◆ Given problem
Every line in the listing is to be echoed verbatim.

◆ Provided entries
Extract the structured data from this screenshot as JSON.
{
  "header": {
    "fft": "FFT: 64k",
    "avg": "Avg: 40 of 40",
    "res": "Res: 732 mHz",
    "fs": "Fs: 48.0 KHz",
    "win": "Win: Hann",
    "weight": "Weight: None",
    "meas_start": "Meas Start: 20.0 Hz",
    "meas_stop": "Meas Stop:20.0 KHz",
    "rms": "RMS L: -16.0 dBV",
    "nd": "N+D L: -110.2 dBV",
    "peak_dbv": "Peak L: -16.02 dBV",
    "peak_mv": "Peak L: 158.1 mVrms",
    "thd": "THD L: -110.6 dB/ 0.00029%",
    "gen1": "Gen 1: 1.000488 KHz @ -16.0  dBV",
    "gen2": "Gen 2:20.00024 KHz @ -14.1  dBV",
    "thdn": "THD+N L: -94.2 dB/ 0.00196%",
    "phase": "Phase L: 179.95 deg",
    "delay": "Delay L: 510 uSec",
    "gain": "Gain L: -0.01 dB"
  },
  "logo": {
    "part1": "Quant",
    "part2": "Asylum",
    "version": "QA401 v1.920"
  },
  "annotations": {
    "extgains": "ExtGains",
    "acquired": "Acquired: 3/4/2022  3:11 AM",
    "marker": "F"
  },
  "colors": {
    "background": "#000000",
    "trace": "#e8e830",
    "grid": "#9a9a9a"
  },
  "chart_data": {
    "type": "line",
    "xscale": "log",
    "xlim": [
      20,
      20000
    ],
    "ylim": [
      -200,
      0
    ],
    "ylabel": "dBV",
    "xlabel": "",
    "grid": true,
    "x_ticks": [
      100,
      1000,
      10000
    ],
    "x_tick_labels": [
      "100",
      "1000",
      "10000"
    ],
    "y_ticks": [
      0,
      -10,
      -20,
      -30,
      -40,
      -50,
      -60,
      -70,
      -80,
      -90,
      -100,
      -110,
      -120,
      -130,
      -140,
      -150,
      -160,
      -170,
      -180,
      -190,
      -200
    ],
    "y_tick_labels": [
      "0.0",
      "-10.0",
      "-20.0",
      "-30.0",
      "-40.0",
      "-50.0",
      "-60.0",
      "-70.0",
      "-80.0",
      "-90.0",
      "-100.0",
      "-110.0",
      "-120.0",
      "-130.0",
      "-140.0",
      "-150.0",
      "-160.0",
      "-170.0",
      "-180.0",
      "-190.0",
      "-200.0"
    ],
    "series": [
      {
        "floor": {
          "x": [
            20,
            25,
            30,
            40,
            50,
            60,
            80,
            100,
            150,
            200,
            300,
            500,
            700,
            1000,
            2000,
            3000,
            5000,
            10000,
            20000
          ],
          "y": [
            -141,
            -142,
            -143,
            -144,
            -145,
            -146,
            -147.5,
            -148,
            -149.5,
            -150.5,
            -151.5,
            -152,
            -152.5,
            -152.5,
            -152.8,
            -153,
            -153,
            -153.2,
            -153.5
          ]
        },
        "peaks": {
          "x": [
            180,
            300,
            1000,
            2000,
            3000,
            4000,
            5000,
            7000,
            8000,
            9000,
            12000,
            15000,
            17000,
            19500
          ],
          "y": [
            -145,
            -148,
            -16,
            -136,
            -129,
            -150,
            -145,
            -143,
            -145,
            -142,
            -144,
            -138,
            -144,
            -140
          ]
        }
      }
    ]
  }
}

◆ Written solution
Extract the structured data from this screenshot as JSON.
{
  "header": {
    "fft": "FFT: 64k",
    "avg": "Avg: 40 of 40",
    "res": "Res: 732 mHz",
    "fs": "Fs: 48.0 KHz",
    "win": "Win: Hann",
    "weight": "Weight: None",
    "meas_start": "Meas Start: 20.0 Hz",
    "meas_stop": "Meas Stop:20.0 KHz",
    "rms": "RMS L: -16.0 dBV",
    "nd": "N+D L: -110.2 dBV",
    "peak_dbv": "Peak L: -16.02 dBV",
    "peak_mv": "Peak L: 158.1 mVrms",
    "thd": "THD L: -110.6 dB/ 0.00029%",
    "gen1": "Gen 1: 1.000488 KHz @ -16.0  dBV",
    "gen2": "Gen 2:20.00024 KHz @ -14.1  dBV",
    "thdn": "THD+N L: -94.2 dB/ 0.00196%",
    "phase": "Phase L: 179.95 deg",
    "delay": "Delay L: 510 uSec",
    "gain": "Gain L: -0.01 dB"
  },
  "logo": {
    "part1": "Quant",
    "part2": "Asylum",
    "version": "QA401 v1.920"
  },
  "annotations": {
    "extgains": "ExtGains",
    "acquired": "Acquired: 3/4/2022  3:11 AM",
    "marker": "F"
  },
  "colors": {
    "background": "#000000",
    "trace": "#e8e830",
    "grid": "#9a9a9a"
  },
  "chart_data": {
    "type": "line",
    "xscale": "log",
    "xlim": [
      20,
      20000
    ],
    "ylim": [
      -200,
      0
    ],
    "ylabel": "dBV",
    "xlabel": "",
    "grid": true,
    "x_ticks": [
      100,
      1000,
      10000
    ],
    "x_tick_labels": [
      "100",
      "1000",
      "10000"
    ],
    "y_ticks": [
      0,
      -10,
      -20,
      -30,
      -40,
      -50,
      -60,
      -70,
      -80,
      -90,
      -100,
      -110,
      -120,
      -130,
      -140,
      -150,
      -160,
      -170,
      -180,
      -190,
      -200
    ],
    "y_tick_labels": [
      "0.0",
      "-10.0",
      "-20.0",
      "-30.0",
      "-40.0",
      "-50.0",
      "-60.0",
      "-70.0",
      "-80.0",
      "-90.0",
      "-100.0",
      "-110.0",
      "-120.0",
      "-130.0",
      "-140.0",
      "-150.0",
      "-160.0",
      "-170.0",
      "-180.0",
      "-190.0",
      "-200.0"
    ],
    "series": [
      {
        "floor": {
          "x": [
            20,
            25,
            30,
            40,
            50,
            60,
            80,
            100,
            150,
            200,
            300,
            500,
            700,
            1000,
            2000,
            3000,
            5000,
            10000,
            20000
          ],
          "y": [
            -141,
            -142,
            -143,
            -144,
            -145,
            -146,
            -147.5,
            -148,
            -149.5,
            -150.5,
            -151.5,
            -152,
            -152.5,
            -152.5,
            -152.8,
            -153,
            -153,
            -153.2,
            -153.5
          ]
        },
        "peaks": {
          "x": [
            180,
            300,
            1000,
            2000,
            3000,
            4000,
            5000,
            7000,
            8000,
            9000,
            12000,
            15000,
            17000,
            19500
          ],
          "y": [
            -145,
            -148,
            -16,
            -136,
            -129,
            -150,
            -145,
            -143,
            -145,
            -142,
            -144,
            -138,
            -144,
            -140
          ]
        }
      }
    ]
  }
}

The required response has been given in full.